> Job
In the entries below, find the lines that contain the word "George" and copy them.

═══ Provided entries

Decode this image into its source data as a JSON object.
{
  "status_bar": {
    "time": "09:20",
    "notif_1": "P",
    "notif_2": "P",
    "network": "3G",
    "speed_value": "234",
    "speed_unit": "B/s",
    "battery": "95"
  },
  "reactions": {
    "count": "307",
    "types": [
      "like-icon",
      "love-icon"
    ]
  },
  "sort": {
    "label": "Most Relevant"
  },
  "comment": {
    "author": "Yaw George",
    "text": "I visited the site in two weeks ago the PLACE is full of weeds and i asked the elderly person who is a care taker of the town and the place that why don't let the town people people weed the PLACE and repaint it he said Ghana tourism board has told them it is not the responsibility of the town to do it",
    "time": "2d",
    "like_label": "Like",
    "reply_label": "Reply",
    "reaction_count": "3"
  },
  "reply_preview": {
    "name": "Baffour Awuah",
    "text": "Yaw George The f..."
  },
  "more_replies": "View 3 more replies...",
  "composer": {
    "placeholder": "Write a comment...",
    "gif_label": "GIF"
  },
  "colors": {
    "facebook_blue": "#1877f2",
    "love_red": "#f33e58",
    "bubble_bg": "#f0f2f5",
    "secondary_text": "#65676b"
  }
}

══════

> Solution for this exercise
    "author": "Yaw George",
    "text": "Yaw George The f..."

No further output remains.